Written task:
Locate every line in the records below that contains the word "lambda", and copy each one.

Stored dataset items
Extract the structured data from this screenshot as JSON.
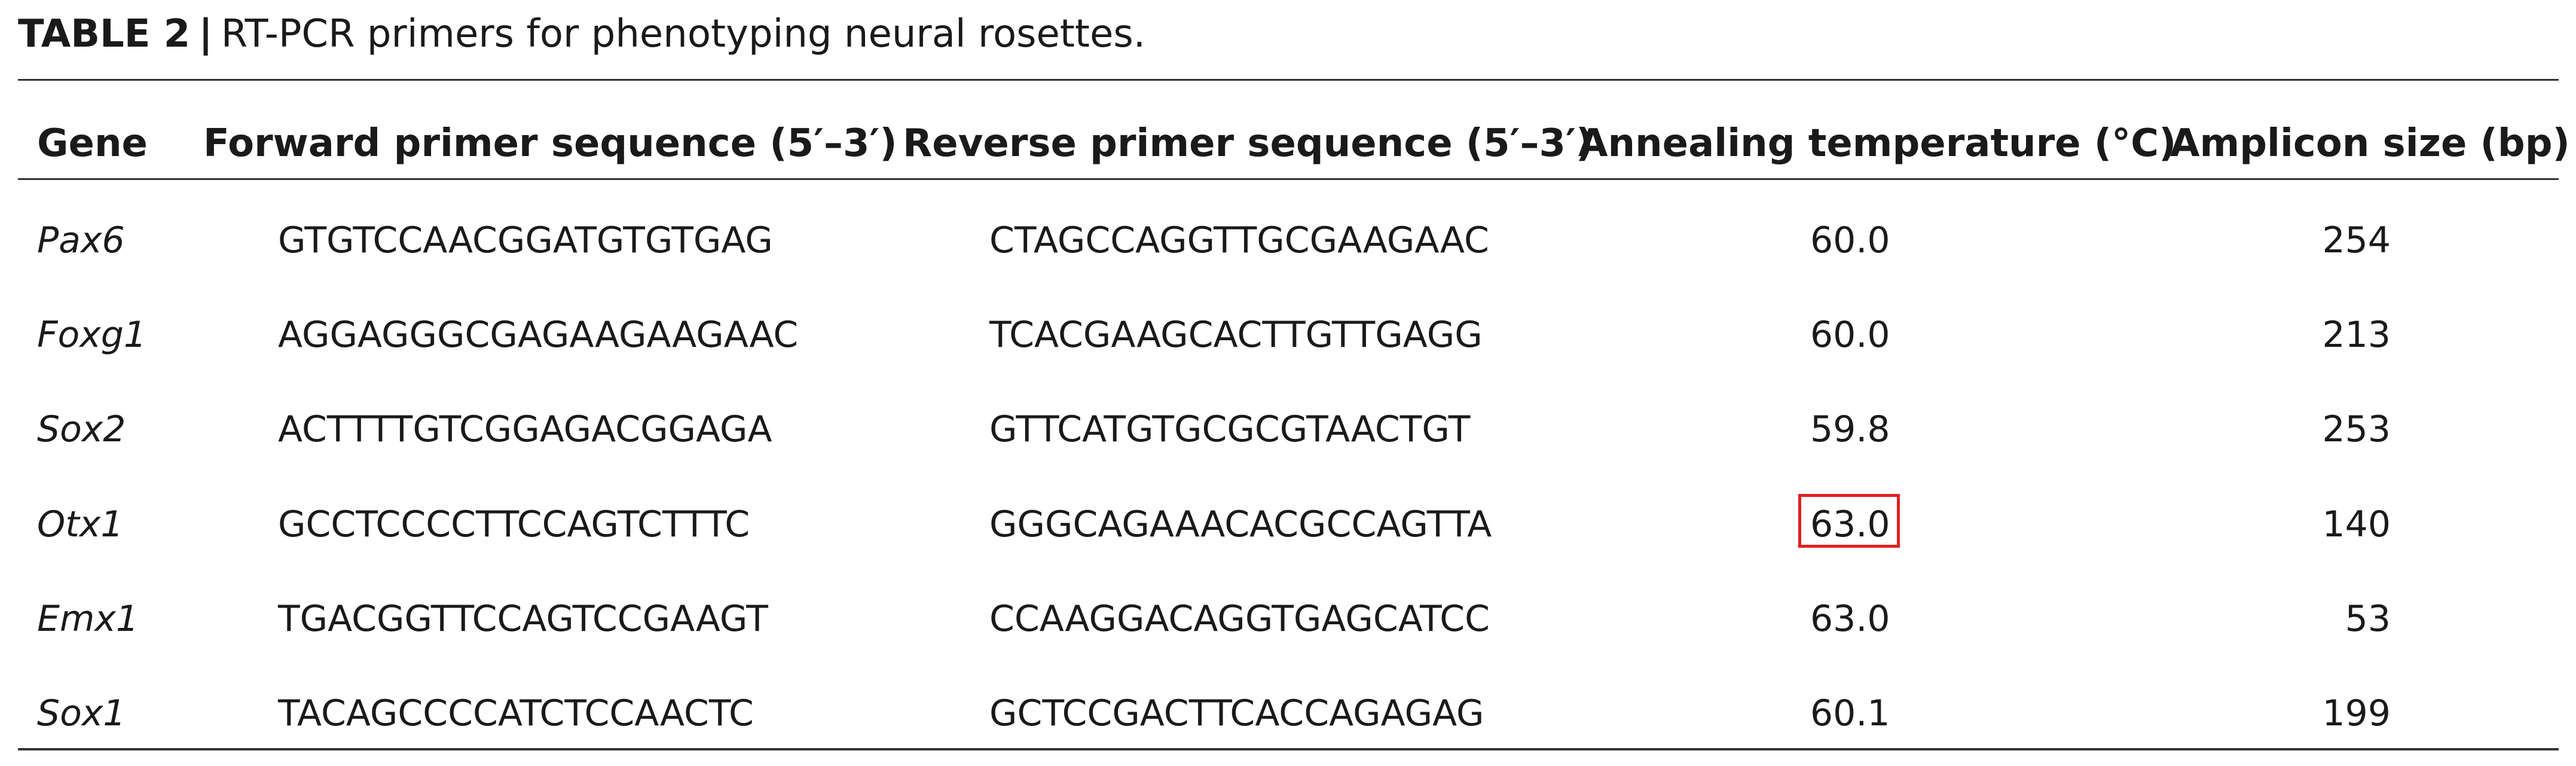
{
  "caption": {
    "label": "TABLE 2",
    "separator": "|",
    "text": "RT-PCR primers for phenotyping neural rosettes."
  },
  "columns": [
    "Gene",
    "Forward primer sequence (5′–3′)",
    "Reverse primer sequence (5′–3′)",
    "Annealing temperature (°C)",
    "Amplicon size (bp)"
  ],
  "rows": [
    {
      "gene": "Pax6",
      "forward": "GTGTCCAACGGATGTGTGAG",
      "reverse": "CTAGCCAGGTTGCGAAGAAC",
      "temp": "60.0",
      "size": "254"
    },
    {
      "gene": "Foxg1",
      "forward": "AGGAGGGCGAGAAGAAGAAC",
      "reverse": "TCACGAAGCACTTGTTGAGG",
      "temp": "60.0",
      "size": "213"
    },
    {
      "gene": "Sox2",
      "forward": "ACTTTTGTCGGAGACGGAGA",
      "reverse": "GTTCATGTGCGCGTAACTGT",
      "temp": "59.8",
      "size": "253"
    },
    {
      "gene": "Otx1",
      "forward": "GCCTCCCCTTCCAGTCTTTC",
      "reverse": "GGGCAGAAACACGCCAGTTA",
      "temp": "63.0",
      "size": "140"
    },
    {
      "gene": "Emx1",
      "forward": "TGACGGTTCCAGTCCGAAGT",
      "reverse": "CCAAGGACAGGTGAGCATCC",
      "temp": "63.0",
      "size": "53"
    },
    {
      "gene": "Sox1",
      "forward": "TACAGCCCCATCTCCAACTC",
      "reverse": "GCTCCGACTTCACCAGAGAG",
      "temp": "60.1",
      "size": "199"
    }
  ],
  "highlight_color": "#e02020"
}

---

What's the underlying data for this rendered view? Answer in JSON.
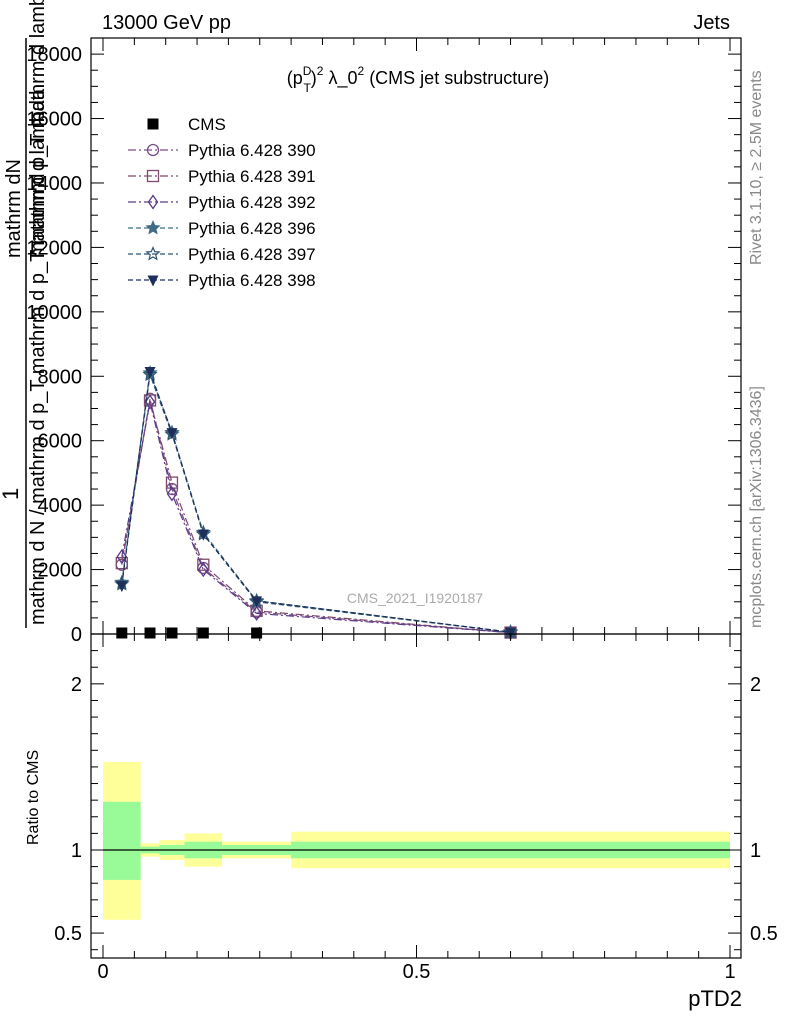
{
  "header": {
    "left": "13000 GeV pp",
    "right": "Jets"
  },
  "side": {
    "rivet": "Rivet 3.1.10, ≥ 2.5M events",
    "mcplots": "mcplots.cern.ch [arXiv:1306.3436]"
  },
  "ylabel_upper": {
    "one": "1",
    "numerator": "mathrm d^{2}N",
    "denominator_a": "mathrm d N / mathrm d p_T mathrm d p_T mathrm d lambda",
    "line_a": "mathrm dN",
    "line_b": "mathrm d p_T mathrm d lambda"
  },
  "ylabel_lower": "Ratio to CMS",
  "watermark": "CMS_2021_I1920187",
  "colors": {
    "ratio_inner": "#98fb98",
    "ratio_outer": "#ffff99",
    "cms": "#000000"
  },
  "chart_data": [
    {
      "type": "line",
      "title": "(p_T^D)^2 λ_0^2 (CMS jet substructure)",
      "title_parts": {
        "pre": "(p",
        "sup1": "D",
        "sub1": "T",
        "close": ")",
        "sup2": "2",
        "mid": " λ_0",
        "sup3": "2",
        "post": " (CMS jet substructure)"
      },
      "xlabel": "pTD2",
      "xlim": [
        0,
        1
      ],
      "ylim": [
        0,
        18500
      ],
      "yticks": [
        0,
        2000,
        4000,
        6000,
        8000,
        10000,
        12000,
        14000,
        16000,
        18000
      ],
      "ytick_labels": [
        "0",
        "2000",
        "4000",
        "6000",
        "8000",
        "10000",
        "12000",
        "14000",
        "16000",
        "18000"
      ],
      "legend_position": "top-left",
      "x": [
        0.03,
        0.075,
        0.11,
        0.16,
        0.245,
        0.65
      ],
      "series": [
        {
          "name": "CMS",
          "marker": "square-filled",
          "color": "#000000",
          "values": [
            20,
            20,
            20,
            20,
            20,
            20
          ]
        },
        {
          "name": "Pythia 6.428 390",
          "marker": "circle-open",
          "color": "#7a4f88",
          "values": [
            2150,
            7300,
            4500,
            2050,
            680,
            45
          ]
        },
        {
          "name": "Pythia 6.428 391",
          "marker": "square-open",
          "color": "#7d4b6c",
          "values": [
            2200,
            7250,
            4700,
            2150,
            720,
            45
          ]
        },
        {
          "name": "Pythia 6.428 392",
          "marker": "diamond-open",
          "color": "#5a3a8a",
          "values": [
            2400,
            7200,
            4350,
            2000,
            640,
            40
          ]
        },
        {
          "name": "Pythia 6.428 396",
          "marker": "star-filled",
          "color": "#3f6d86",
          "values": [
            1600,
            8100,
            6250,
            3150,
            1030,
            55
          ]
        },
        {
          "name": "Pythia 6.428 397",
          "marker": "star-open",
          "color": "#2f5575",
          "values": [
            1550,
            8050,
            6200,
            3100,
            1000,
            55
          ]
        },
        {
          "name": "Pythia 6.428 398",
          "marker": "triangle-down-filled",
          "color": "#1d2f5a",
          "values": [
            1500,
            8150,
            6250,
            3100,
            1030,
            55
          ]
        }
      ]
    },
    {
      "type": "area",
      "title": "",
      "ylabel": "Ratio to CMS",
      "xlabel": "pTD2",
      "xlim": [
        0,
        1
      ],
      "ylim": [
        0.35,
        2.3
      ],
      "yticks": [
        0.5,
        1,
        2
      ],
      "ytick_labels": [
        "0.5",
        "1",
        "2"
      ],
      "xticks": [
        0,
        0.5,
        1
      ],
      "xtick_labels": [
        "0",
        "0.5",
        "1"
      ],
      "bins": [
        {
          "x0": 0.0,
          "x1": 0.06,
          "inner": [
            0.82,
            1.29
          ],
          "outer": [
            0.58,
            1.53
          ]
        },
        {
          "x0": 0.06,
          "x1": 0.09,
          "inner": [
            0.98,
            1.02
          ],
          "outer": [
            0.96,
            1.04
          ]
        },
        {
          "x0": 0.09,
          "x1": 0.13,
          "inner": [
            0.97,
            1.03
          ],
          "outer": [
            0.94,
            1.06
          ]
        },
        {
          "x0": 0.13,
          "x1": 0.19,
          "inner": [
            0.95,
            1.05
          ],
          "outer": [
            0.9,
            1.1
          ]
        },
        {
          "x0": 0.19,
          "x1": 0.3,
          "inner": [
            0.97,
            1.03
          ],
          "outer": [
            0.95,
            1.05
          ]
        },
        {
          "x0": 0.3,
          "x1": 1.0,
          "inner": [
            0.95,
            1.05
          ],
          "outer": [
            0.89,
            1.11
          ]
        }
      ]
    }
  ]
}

--

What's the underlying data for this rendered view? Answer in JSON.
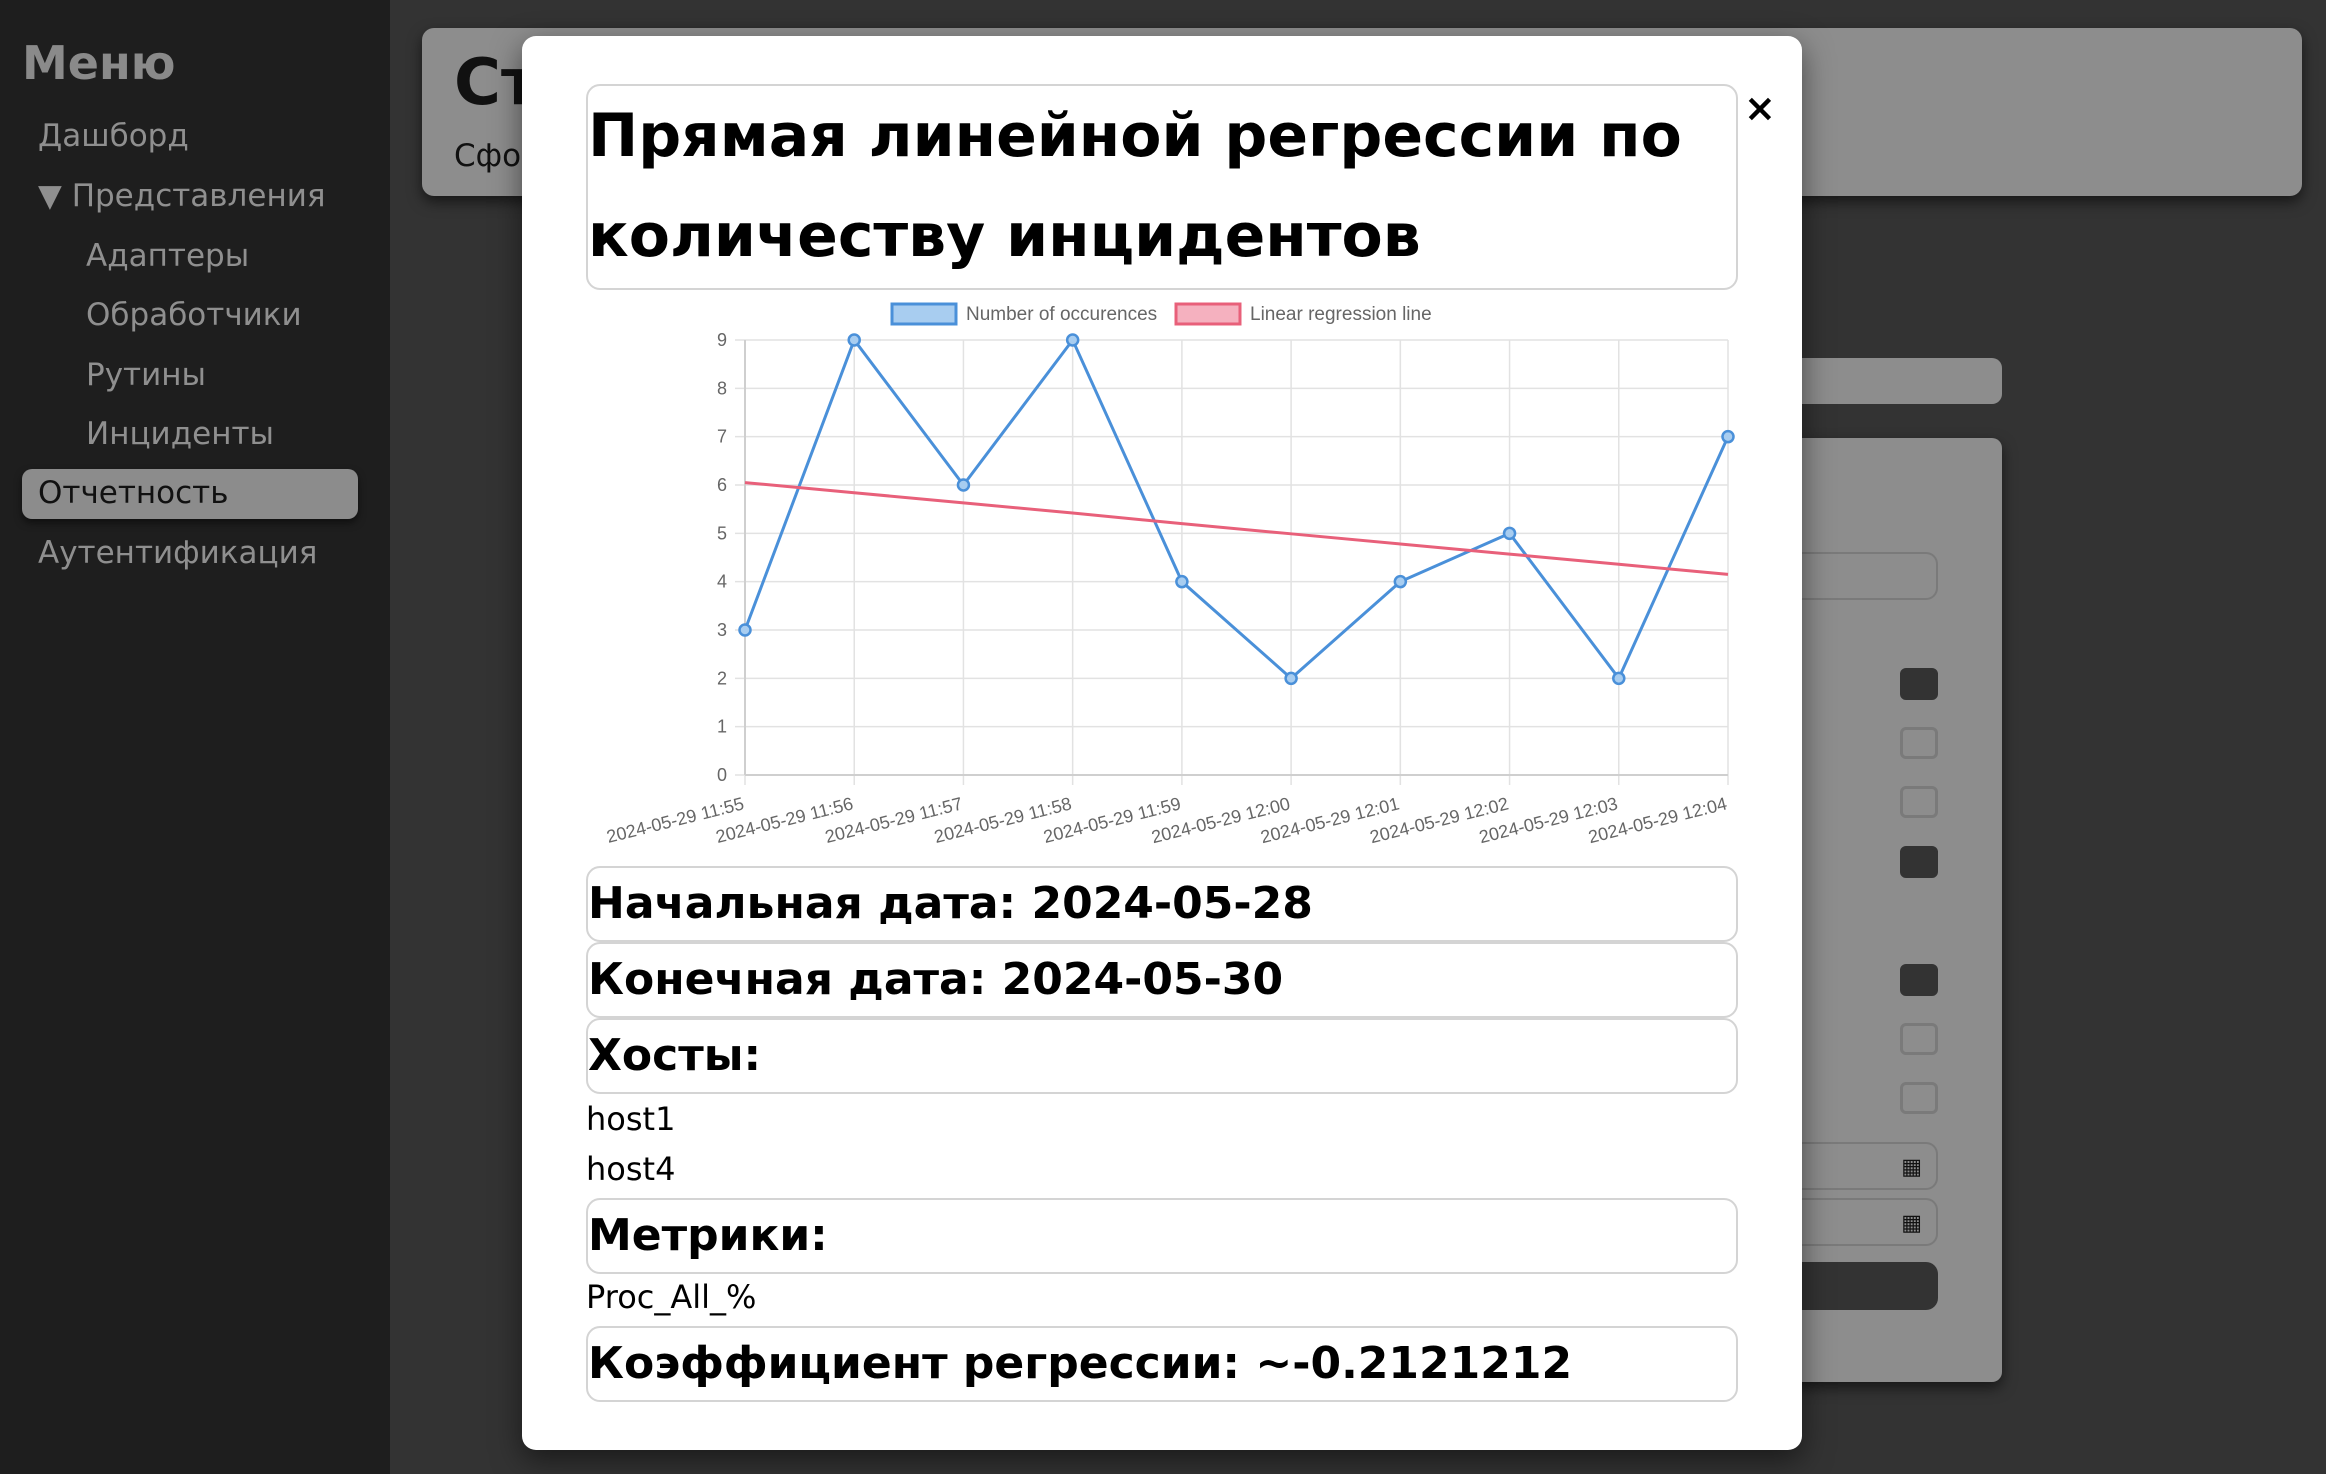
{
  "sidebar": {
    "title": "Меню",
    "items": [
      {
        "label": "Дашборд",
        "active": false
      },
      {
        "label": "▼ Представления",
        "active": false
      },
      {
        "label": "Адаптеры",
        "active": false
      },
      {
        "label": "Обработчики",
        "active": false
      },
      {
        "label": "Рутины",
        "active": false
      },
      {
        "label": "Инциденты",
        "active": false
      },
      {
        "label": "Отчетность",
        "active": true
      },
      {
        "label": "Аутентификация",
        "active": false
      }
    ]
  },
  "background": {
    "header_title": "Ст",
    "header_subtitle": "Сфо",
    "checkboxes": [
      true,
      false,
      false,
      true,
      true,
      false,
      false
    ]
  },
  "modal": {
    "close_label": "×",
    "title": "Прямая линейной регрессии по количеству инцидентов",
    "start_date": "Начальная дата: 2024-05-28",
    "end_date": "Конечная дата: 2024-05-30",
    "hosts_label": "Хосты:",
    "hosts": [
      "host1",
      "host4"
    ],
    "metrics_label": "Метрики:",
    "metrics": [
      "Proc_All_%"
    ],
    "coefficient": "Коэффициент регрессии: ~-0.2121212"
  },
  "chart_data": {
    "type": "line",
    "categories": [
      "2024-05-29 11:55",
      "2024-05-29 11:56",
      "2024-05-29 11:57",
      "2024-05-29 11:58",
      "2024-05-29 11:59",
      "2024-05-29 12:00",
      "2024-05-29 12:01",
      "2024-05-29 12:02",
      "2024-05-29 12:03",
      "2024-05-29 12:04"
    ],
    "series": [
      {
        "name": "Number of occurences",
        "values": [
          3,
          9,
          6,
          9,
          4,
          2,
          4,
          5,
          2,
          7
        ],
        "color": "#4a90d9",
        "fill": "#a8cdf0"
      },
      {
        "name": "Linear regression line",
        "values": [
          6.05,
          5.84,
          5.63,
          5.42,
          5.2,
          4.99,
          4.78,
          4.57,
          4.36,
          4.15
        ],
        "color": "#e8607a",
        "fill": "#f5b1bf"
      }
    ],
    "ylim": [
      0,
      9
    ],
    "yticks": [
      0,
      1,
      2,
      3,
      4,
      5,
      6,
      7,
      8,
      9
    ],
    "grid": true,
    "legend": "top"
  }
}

Task answer:
    "denominator_a": "mathrm d N / mathrm d p_T mathrm d p_T mathrm d lambda",
    "line_b": "mathrm d p_T mathrm d lambda"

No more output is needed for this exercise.